Gather from the material every line that contains the string "watermark".

**** THE INPUT ****

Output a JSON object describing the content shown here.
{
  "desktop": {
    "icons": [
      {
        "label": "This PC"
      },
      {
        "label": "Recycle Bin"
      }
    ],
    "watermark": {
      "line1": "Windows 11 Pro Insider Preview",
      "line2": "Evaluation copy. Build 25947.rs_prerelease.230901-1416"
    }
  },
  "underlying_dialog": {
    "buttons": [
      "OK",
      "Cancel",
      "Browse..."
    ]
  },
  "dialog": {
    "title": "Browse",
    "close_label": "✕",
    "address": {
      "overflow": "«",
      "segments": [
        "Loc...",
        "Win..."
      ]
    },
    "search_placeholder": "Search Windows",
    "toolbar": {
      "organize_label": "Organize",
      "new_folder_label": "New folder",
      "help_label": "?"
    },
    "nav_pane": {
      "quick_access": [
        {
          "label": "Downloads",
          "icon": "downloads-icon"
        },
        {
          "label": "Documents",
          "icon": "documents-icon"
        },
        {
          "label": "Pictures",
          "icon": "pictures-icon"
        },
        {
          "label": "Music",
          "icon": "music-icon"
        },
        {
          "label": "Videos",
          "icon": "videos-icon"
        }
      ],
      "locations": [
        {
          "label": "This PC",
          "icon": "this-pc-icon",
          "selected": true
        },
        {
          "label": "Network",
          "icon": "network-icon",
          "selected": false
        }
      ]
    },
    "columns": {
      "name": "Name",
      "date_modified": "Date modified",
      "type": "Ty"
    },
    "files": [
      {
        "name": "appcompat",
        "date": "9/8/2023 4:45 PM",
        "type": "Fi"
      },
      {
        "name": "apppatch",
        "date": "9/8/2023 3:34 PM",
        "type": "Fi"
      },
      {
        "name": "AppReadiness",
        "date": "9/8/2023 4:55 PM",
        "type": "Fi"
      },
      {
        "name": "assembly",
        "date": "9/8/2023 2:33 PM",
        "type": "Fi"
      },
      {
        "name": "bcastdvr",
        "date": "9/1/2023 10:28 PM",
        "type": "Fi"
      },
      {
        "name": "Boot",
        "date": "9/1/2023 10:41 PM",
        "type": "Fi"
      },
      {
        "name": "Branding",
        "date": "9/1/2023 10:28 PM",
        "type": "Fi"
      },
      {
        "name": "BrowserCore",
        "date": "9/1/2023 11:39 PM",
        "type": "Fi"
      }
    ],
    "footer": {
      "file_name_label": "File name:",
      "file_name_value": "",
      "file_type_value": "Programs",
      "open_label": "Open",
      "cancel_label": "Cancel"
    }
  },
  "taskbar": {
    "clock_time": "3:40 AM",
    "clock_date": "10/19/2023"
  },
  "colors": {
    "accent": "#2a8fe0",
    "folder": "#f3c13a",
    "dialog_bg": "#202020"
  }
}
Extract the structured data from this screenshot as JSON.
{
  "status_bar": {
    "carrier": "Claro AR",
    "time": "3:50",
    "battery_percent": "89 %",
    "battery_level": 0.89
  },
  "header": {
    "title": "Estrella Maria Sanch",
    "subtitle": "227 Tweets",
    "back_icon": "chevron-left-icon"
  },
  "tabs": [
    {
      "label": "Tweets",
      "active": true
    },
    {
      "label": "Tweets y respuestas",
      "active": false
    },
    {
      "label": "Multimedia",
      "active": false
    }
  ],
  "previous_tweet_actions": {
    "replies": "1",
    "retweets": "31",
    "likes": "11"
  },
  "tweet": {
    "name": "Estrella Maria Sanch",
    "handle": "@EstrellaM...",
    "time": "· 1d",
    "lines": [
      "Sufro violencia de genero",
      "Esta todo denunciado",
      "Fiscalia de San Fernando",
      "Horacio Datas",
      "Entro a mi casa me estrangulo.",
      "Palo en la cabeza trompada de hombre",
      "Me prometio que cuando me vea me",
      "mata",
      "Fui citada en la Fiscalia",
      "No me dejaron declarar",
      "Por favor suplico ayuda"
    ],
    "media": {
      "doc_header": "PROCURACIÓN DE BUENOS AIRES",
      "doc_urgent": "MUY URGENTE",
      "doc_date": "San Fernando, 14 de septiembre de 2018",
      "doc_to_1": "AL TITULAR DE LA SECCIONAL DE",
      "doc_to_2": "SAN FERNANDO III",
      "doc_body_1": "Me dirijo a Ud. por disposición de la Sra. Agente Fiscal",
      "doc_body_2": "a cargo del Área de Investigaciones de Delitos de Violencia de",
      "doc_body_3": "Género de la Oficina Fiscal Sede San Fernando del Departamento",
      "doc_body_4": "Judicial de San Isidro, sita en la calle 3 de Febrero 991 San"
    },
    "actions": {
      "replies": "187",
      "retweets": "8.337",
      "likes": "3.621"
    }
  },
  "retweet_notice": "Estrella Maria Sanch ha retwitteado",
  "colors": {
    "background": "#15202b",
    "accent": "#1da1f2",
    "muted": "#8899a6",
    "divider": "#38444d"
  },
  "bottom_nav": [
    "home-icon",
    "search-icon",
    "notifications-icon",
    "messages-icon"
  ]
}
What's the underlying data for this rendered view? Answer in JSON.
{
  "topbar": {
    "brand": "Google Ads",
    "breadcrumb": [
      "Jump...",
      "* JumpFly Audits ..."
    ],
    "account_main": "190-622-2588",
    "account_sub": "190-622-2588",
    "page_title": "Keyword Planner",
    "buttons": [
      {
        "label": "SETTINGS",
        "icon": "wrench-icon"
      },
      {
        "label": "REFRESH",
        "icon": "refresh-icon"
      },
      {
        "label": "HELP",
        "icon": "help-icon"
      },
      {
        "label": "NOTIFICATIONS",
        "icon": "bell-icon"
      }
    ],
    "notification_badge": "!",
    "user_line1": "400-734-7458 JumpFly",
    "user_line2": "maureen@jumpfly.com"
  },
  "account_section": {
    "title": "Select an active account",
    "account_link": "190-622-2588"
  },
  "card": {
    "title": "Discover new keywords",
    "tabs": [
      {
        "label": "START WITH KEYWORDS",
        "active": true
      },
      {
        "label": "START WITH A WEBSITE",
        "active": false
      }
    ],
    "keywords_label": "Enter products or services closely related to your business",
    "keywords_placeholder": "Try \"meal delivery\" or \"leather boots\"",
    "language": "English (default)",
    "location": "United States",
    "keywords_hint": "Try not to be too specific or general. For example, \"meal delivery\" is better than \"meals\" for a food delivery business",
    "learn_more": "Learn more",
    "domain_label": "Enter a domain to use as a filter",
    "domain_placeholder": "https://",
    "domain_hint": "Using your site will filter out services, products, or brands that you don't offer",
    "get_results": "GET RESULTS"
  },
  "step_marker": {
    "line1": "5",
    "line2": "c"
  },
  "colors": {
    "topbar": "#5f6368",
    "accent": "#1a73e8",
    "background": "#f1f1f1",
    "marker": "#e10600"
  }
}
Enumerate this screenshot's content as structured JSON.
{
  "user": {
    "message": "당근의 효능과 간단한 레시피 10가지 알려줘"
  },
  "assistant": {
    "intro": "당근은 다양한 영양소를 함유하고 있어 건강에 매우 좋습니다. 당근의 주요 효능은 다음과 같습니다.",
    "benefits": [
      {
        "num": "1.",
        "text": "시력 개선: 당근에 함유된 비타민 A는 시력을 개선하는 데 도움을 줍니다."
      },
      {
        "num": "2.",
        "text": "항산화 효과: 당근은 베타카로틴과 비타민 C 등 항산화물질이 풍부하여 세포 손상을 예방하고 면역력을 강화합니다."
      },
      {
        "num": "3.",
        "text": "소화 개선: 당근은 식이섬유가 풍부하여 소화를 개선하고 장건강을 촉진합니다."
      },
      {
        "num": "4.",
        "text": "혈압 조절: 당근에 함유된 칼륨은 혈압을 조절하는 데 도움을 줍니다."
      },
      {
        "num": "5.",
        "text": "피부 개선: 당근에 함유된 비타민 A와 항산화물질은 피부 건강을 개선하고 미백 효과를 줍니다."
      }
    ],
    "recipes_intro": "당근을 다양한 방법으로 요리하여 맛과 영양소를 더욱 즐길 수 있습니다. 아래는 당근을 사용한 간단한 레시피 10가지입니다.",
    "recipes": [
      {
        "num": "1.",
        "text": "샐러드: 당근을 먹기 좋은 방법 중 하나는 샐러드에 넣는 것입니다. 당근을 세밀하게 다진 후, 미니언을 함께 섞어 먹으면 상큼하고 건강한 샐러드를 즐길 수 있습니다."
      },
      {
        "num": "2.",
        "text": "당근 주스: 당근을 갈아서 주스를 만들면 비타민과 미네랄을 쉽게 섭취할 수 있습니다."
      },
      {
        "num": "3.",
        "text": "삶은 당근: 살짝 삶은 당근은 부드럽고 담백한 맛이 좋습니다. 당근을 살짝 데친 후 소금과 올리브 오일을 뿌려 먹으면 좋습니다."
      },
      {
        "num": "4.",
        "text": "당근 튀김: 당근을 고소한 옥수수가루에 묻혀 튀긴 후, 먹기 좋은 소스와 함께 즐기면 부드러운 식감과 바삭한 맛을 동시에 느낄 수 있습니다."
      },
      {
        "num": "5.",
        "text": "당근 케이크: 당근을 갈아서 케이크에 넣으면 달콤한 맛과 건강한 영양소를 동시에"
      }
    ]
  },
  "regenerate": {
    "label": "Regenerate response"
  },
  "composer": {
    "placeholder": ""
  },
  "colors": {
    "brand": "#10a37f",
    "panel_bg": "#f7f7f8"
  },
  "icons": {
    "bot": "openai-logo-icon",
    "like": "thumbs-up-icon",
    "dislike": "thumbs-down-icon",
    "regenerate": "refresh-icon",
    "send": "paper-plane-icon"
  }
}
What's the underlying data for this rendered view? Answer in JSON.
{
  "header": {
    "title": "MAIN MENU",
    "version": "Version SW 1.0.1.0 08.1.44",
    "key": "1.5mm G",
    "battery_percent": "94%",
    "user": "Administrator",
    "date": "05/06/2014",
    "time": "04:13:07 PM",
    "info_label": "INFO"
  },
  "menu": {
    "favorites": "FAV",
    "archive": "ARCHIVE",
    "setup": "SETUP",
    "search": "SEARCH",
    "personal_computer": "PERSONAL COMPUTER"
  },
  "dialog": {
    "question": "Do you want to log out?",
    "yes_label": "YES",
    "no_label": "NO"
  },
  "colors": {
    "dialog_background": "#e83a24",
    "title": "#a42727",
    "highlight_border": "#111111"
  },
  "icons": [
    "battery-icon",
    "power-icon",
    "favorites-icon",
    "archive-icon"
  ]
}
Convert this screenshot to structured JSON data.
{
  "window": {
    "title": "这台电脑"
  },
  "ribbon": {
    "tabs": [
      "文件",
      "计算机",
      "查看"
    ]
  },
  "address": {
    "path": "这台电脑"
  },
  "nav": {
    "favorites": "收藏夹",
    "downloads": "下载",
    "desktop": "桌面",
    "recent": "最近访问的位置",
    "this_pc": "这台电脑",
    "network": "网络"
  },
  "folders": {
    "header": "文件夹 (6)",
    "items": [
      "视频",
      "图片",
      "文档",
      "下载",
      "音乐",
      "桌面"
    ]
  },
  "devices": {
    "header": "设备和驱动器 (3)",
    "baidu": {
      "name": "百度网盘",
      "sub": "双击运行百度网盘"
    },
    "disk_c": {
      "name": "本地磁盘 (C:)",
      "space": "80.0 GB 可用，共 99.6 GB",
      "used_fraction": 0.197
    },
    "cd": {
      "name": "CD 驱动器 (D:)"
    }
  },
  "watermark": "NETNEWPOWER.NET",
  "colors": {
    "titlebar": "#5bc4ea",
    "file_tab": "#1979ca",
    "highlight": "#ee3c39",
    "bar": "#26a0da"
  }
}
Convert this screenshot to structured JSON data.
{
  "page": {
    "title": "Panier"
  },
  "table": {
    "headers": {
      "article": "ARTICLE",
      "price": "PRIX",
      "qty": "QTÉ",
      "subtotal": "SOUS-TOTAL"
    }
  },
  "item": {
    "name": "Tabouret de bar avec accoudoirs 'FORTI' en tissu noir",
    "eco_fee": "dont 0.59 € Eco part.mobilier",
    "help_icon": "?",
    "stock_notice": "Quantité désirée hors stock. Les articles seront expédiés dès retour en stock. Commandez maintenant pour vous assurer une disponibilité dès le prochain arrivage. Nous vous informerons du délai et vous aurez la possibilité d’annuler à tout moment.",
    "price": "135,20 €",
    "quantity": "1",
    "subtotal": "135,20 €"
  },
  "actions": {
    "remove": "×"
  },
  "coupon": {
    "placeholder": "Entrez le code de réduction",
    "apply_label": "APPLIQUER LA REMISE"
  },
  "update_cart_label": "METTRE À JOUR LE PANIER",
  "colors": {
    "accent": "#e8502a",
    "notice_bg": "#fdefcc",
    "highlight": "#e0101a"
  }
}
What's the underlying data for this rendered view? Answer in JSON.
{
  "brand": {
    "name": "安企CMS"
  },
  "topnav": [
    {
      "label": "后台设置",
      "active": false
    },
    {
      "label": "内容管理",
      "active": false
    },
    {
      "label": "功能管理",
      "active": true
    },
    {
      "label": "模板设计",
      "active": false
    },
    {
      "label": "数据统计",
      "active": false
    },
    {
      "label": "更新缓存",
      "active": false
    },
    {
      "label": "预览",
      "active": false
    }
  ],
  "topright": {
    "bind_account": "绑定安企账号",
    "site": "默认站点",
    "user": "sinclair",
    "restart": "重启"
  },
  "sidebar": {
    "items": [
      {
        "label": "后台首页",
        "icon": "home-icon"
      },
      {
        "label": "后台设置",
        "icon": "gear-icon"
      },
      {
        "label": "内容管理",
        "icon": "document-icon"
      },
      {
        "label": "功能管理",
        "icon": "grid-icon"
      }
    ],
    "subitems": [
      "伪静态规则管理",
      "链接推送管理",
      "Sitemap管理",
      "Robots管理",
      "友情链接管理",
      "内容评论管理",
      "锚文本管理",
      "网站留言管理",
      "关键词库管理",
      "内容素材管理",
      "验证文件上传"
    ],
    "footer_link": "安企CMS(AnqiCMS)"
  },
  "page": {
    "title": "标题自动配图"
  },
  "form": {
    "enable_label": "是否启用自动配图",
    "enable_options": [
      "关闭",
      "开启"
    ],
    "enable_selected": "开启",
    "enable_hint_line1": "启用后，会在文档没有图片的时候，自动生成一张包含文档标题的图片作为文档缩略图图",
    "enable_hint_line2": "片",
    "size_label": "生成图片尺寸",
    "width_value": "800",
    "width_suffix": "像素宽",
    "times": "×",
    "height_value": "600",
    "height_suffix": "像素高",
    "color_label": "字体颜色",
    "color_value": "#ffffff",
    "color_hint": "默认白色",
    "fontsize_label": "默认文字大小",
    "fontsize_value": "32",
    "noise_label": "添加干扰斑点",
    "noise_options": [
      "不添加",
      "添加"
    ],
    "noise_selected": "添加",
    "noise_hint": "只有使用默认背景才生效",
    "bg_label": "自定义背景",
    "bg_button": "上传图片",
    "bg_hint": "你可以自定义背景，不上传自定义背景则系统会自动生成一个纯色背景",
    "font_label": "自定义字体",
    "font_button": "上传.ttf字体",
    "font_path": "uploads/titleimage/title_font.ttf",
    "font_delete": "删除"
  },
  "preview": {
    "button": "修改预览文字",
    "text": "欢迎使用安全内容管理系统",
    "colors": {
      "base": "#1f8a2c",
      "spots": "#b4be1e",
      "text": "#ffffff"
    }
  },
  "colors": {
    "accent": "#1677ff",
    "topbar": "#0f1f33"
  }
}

****

## RESULT:
    "watermark": {
  "watermark": "NETNEWPOWER.NET",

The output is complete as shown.